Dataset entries

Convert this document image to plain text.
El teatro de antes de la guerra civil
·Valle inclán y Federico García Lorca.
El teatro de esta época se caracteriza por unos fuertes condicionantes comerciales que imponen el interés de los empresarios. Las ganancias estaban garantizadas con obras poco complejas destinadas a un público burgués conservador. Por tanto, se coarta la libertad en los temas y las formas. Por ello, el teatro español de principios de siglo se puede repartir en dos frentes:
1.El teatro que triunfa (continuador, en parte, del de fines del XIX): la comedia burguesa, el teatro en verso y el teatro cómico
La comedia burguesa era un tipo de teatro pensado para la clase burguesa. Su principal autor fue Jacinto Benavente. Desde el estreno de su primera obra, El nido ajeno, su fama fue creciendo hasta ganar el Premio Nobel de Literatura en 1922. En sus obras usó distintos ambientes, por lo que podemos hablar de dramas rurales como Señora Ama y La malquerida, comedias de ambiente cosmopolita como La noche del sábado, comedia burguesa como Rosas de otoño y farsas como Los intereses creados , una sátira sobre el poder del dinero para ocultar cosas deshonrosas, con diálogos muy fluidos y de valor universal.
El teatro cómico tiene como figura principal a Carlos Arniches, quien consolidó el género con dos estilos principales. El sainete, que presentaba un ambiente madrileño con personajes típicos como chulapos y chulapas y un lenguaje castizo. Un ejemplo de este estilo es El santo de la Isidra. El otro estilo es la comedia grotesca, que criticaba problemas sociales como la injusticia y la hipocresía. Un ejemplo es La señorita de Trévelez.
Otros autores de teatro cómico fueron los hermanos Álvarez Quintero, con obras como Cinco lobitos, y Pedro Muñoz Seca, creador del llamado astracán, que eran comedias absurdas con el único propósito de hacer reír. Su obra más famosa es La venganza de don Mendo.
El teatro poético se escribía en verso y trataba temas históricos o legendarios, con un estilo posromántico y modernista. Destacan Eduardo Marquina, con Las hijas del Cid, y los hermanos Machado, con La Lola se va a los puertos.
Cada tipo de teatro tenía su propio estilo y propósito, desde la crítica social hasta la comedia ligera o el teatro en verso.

BRIEF
Extract all lines as given.

EXERCISE ANSWER
Convert this document image to plain text.
El teatro de antes de la guerra civil
·Valle inclán y Federico García Lorca.
El teatro de esta época se caracteriza por unos fuertes condicionantes comerciales que imponen el interés de los empresarios. Las ganancias estaban garantizadas con obras poco complejas destinadas a un público burgués conservador. Por tanto, se coarta la libertad en los temas y las formas. Por ello, el teatro español de principios de siglo se puede repartir en dos frentes:
1.El teatro que triunfa (continuador, en parte, del de fines del XIX): la comedia burguesa, el teatro en verso y el teatro cómico
La comedia burguesa era un tipo de teatro pensado para la clase burguesa. Su principal autor fue Jacinto Benavente. Desde el estreno de su primera obra, El nido ajeno, su fama fue creciendo hasta ganar el Premio Nobel de Literatura en 1922. En sus obras usó distintos ambientes, por lo que podemos hablar de dramas rurales como Señora Ama y La malquerida, comedias de ambiente cosmopolita como La noche del sábado, comedia burguesa como Rosas de otoño y farsas como Los intereses creados , una sátira sobre el poder del dinero para ocultar cosas deshonrosas, con diálogos muy fluidos y de valor universal.
El teatro cómico tiene como figura principal a Carlos Arniches, quien consolidó el género con dos estilos principales. El sainete, que presentaba un ambiente madrileño con personajes típicos como chulapos y chulapas y un lenguaje castizo. Un ejemplo de este estilo es El santo de la Isidra. El otro estilo es la comedia grotesca, que criticaba problemas sociales como la injusticia y la hipocresía. Un ejemplo es La señorita de Trévelez.
Otros autores de teatro cómico fueron los hermanos Álvarez Quintero, con obras como Cinco lobitos, y Pedro Muñoz Seca, creador del llamado astracán, que eran comedias absurdas con el único propósito de hacer reír. Su obra más famosa es La venganza de don Mendo.
El teatro poético se escribía en verso y trataba temas históricos o legendarios, con un estilo posromántico y modernista. Destacan Eduardo Marquina, con Las hijas del Cid, y los hermanos Machado, con La Lola se va a los puertos.
Cada tipo de teatro tenía su propio estilo y propósito, desde la crítica social hasta la comedia ligera o el teatro en verso.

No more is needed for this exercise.